§ TASK STATEMENT:
Count lines holding the string "Time" in the data that follows. Reply with one number only.

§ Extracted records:
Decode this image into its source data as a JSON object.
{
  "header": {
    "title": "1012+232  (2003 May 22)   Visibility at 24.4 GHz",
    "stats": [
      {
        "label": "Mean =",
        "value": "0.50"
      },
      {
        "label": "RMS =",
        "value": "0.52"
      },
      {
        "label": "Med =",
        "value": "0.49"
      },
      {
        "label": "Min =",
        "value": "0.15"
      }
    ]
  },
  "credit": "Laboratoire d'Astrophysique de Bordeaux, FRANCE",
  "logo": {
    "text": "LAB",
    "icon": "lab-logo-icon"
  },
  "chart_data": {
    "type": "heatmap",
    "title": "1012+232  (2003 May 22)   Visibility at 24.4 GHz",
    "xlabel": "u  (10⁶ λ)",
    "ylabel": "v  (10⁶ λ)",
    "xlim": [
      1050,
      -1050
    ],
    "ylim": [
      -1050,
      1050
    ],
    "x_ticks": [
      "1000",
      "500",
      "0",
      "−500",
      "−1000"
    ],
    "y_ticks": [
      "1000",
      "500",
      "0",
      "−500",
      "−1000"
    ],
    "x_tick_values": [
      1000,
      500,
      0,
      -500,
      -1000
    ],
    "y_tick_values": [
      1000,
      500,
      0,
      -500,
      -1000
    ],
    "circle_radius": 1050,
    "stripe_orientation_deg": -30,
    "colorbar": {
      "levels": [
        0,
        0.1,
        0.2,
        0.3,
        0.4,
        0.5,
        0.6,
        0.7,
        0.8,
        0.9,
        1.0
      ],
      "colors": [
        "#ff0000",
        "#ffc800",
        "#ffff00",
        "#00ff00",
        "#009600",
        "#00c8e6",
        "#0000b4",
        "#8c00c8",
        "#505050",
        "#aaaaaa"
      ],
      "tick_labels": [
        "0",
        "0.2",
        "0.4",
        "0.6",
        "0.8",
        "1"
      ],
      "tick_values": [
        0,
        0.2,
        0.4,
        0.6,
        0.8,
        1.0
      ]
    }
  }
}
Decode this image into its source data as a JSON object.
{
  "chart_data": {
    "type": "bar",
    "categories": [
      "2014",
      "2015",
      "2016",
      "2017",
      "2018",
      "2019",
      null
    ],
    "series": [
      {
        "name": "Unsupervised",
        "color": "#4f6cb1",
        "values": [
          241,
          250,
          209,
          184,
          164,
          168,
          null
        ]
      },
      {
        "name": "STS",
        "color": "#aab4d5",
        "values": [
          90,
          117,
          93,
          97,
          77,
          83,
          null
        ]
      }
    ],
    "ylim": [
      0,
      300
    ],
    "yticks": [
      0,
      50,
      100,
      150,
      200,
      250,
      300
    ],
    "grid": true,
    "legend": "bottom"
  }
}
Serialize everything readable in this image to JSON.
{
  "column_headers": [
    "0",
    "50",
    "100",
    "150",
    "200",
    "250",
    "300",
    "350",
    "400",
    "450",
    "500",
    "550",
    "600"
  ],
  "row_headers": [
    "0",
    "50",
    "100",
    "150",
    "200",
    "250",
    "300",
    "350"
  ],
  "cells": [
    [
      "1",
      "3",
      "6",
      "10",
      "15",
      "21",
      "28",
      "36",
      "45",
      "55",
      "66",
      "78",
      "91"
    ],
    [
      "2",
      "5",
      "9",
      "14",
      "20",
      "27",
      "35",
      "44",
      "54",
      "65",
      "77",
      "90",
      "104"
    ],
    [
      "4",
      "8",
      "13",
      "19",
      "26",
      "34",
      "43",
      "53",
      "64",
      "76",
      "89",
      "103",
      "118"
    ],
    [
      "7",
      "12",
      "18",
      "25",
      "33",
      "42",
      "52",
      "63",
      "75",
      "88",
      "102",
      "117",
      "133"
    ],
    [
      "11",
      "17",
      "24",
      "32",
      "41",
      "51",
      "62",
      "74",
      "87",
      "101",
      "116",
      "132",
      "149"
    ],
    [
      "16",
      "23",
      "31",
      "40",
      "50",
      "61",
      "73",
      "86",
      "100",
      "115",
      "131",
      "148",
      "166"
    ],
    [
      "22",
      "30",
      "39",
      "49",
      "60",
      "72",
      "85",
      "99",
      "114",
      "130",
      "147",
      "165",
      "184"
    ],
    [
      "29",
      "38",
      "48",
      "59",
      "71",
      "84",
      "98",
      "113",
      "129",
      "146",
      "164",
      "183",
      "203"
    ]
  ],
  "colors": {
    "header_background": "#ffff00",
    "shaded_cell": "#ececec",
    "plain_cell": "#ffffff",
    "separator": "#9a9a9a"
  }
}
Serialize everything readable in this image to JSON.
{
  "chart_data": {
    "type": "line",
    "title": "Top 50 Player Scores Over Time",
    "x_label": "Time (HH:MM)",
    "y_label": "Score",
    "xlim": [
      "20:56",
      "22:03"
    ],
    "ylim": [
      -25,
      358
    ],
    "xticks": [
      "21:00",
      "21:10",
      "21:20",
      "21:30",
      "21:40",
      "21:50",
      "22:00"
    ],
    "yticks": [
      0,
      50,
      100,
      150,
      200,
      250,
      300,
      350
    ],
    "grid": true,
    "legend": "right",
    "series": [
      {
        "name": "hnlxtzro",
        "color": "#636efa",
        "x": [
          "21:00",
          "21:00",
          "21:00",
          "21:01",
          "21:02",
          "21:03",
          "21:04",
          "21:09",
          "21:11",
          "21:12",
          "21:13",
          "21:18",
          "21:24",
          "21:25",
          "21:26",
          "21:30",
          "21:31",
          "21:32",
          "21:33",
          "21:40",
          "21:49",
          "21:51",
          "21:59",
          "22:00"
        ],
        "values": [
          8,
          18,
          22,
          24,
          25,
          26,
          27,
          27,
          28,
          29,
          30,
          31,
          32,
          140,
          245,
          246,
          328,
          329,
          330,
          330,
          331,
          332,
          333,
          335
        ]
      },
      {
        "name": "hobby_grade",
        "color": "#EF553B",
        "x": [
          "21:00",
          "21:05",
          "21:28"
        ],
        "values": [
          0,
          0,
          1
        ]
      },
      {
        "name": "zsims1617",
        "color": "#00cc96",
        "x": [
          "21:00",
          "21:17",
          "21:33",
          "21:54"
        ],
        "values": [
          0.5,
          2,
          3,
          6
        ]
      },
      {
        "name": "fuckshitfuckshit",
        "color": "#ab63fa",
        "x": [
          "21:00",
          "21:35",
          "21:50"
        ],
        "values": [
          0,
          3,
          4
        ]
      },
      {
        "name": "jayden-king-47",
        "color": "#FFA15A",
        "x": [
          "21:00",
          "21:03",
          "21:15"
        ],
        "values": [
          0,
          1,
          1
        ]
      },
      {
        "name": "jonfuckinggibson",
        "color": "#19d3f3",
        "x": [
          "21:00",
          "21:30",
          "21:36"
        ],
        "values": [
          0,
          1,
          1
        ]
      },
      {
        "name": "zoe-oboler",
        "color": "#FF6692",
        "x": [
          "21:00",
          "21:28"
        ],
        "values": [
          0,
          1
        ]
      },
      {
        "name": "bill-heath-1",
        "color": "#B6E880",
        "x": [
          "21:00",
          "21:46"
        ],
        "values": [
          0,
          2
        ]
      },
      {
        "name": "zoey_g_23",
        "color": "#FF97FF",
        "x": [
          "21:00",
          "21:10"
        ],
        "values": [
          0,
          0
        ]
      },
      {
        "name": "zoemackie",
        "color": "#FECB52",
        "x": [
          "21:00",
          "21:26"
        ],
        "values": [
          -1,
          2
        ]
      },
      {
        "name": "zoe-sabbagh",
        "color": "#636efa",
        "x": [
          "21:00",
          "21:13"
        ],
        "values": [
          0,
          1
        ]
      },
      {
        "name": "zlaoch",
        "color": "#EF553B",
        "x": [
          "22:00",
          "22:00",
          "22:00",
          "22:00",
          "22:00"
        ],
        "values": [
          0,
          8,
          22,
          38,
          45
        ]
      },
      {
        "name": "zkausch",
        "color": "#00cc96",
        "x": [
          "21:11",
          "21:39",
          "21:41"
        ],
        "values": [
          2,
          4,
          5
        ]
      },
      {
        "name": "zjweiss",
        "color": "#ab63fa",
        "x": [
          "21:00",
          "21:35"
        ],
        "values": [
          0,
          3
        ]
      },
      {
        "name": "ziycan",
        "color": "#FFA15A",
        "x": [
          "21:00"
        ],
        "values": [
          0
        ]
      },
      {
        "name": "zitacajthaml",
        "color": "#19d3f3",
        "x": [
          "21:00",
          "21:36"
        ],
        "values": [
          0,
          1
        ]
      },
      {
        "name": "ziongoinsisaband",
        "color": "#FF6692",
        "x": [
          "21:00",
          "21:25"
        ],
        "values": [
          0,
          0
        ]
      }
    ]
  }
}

§ WRITTEN SOLUTION:
2